What is required: Rewrite the records with "change-label" substituted for "change-tooltip" everywhere it appears, and leave everything else unchanged.

⟨

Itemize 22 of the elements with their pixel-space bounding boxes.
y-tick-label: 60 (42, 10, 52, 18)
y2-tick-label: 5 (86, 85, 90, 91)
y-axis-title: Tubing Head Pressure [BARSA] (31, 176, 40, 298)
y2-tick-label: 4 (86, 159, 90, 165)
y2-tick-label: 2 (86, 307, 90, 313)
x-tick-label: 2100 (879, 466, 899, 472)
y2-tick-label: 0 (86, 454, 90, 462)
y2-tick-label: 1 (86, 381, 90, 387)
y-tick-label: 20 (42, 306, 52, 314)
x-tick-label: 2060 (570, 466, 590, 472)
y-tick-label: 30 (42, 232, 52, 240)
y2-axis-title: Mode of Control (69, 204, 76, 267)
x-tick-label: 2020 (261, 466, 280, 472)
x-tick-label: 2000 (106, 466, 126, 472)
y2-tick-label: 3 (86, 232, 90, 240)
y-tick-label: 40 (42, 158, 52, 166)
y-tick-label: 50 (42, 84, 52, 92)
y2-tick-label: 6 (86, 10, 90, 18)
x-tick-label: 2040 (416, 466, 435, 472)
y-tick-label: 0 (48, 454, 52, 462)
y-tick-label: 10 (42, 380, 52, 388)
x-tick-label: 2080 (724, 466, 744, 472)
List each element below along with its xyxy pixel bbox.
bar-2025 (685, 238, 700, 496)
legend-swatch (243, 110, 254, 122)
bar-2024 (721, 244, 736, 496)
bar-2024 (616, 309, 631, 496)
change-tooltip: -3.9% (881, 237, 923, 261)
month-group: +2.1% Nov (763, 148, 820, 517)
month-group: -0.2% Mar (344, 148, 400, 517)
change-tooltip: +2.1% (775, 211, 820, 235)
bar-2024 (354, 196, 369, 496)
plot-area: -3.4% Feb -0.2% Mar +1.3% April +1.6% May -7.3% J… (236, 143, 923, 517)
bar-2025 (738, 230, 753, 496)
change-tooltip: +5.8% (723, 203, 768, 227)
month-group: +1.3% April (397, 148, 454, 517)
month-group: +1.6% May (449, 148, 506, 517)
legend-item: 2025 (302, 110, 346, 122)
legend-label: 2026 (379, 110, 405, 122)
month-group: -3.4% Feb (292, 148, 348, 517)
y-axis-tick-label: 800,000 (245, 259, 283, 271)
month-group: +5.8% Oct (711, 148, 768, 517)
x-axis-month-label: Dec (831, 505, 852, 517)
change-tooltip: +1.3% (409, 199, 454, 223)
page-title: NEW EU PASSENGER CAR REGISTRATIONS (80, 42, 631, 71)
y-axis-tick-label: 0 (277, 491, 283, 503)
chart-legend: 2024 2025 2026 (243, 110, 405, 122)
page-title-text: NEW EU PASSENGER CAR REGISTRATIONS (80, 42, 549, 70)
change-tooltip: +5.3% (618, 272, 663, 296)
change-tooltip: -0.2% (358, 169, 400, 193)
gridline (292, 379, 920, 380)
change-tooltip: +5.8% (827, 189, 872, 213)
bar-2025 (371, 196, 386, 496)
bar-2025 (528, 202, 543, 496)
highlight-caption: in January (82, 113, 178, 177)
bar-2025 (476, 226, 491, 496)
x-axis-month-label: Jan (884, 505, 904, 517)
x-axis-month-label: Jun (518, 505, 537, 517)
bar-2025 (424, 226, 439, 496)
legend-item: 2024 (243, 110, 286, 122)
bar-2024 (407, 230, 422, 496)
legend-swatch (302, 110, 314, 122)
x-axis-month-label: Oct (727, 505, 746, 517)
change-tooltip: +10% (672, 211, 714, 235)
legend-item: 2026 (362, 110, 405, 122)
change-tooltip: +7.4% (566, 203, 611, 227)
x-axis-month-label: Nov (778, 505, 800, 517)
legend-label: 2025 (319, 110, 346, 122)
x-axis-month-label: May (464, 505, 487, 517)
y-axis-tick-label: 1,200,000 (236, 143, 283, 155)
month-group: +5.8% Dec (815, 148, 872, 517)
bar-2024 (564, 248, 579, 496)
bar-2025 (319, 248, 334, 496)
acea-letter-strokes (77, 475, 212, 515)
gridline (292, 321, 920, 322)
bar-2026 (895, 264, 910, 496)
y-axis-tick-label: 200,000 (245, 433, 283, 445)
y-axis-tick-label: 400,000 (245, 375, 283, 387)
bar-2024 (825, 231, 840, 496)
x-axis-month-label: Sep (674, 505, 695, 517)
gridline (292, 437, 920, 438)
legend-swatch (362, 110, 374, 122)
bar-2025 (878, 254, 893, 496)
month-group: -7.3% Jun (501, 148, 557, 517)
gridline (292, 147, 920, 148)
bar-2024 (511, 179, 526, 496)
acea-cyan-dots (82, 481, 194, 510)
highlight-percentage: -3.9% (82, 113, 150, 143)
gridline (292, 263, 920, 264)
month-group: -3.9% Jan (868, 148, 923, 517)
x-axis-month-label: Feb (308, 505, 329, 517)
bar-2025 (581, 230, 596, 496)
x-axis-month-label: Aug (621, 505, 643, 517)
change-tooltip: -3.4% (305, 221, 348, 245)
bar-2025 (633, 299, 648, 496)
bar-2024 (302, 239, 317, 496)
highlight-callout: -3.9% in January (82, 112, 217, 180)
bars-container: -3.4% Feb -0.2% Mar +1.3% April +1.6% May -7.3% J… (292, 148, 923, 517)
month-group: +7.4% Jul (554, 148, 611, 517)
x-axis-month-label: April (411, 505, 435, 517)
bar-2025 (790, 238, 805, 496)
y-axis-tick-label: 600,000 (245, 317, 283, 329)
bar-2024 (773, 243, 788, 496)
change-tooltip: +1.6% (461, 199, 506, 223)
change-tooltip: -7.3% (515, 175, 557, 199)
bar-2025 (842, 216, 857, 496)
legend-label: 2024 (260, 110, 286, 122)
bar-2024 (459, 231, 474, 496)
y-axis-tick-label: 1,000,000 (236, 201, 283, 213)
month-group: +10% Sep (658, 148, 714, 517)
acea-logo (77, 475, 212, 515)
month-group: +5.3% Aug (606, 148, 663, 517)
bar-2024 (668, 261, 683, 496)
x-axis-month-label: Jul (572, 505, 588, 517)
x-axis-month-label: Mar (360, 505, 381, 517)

⟩

The result:
Itemize 22 of the elements with their pixel-space bounding boxes.
y-tick-label: 60 (42, 10, 52, 18)
y2-tick-label: 5 (86, 85, 90, 91)
y-axis-title: Tubing Head Pressure [BARSA] (31, 176, 40, 298)
y2-tick-label: 4 (86, 159, 90, 165)
y2-tick-label: 2 (86, 307, 90, 313)
x-tick-label: 2100 (879, 466, 899, 472)
y2-tick-label: 0 (86, 454, 90, 462)
y2-tick-label: 1 (86, 381, 90, 387)
y-tick-label: 20 (42, 306, 52, 314)
x-tick-label: 2060 (570, 466, 590, 472)
y-tick-label: 30 (42, 232, 52, 240)
y2-axis-title: Mode of Control (69, 204, 76, 267)
x-tick-label: 2020 (261, 466, 280, 472)
x-tick-label: 2000 (106, 466, 126, 472)
y2-tick-label: 3 (86, 232, 90, 240)
y-tick-label: 40 (42, 158, 52, 166)
y-tick-label: 50 (42, 84, 52, 92)
y2-tick-label: 6 (86, 10, 90, 18)
x-tick-label: 2040 (416, 466, 435, 472)
y-tick-label: 0 (48, 454, 52, 462)
y-tick-label: 10 (42, 380, 52, 388)
x-tick-label: 2080 (724, 466, 744, 472)
List each element below along with its xyxy pixel bbox.
bar-2025 (685, 238, 700, 496)
legend-swatch (243, 110, 254, 122)
bar-2024 (721, 244, 736, 496)
bar-2024 (616, 309, 631, 496)
change-label: -3.9% (881, 237, 923, 261)
month-group: +2.1% Nov (763, 148, 820, 517)
month-group: -0.2% Mar (344, 148, 400, 517)
change-label: +2.1% (775, 211, 820, 235)
bar-2024 (354, 196, 369, 496)
plot-area: -3.4% Feb -0.2% Mar +1.3% April +1.6% May -7.3% J… (236, 143, 923, 517)
bar-2025 (738, 230, 753, 496)
change-label: +5.8% (723, 203, 768, 227)
month-group: +1.3% April (397, 148, 454, 517)
month-group: +1.6% May (449, 148, 506, 517)
legend-item: 2025 (302, 110, 346, 122)
legend-label: 2026 (379, 110, 405, 122)
month-group: -3.4% Feb (292, 148, 348, 517)
y-axis-tick-label: 800,000 (245, 259, 283, 271)
month-group: +5.8% Oct (711, 148, 768, 517)
x-axis-month-label: Dec (831, 505, 852, 517)
change-label: +1.3% (409, 199, 454, 223)
page-title: NEW EU PASSENGER CAR REGISTRATIONS (80, 42, 631, 71)
y-axis-tick-label: 0 (277, 491, 283, 503)
chart-legend: 2024 2025 2026 (243, 110, 405, 122)
page-title-text: NEW EU PASSENGER CAR REGISTRATIONS (80, 42, 549, 70)
change-label: +5.3% (618, 272, 663, 296)
change-label: -0.2% (358, 169, 400, 193)
gridline (292, 379, 920, 380)
change-label: +5.8% (827, 189, 872, 213)
bar-2025 (371, 196, 386, 496)
bar-2025 (528, 202, 543, 496)
highlight-caption: in January (82, 113, 178, 177)
bar-2025 (476, 226, 491, 496)
x-axis-month-label: Jan (884, 505, 904, 517)
x-axis-month-label: Jun (518, 505, 537, 517)
bar-2025 (424, 226, 439, 496)
legend-item: 2024 (243, 110, 286, 122)
bar-2024 (407, 230, 422, 496)
legend-swatch (302, 110, 314, 122)
x-axis-month-label: Oct (727, 505, 746, 517)
change-label: +10% (672, 211, 714, 235)
legend-item: 2026 (362, 110, 405, 122)
change-label: +7.4% (566, 203, 611, 227)
x-axis-month-label: Nov (778, 505, 800, 517)
legend-label: 2025 (319, 110, 346, 122)
x-axis-month-label: May (464, 505, 487, 517)
y-axis-tick-label: 1,200,000 (236, 143, 283, 155)
month-group: +5.8% Dec (815, 148, 872, 517)
bar-2024 (564, 248, 579, 496)
bar-2025 (319, 248, 334, 496)
acea-letter-strokes (77, 475, 212, 515)
gridline (292, 321, 920, 322)
bar-2026 (895, 264, 910, 496)
y-axis-tick-label: 200,000 (245, 433, 283, 445)
y-axis-tick-label: 400,000 (245, 375, 283, 387)
bar-2024 (825, 231, 840, 496)
x-axis-month-label: Sep (674, 505, 695, 517)
gridline (292, 437, 920, 438)
legend-swatch (362, 110, 374, 122)
bar-2025 (878, 254, 893, 496)
month-group: -7.3% Jun (501, 148, 557, 517)
gridline (292, 147, 920, 148)
bar-2024 (511, 179, 526, 496)
acea-cyan-dots (82, 481, 194, 510)
highlight-percentage: -3.9% (82, 113, 150, 143)
gridline (292, 263, 920, 264)
month-group: -3.9% Jan (868, 148, 923, 517)
x-axis-month-label: Feb (308, 505, 329, 517)
bar-2025 (581, 230, 596, 496)
x-axis-month-label: Aug (621, 505, 643, 517)
change-label: -3.4% (305, 221, 348, 245)
bar-2025 (633, 299, 648, 496)
bar-2024 (302, 239, 317, 496)
highlight-callout: -3.9% in January (82, 112, 217, 180)
bars-container: -3.4% Feb -0.2% Mar +1.3% April +1.6% May -7.3% J… (292, 148, 923, 517)
month-group: +7.4% Jul (554, 148, 611, 517)
x-axis-month-label: April (411, 505, 435, 517)
bar-2025 (790, 238, 805, 496)
y-axis-tick-label: 600,000 (245, 317, 283, 329)
bar-2024 (773, 243, 788, 496)
change-label: +1.6% (461, 199, 506, 223)
change-label: -7.3% (515, 175, 557, 199)
bar-2025 (842, 216, 857, 496)
legend-label: 2024 (260, 110, 286, 122)
bar-2024 (459, 231, 474, 496)
y-axis-tick-label: 1,000,000 (236, 201, 283, 213)
month-group: +10% Sep (658, 148, 714, 517)
acea-logo (77, 475, 212, 515)
month-group: +5.3% Aug (606, 148, 663, 517)
bar-2024 (668, 261, 683, 496)
x-axis-month-label: Jul (572, 505, 588, 517)
x-axis-month-label: Mar (360, 505, 381, 517)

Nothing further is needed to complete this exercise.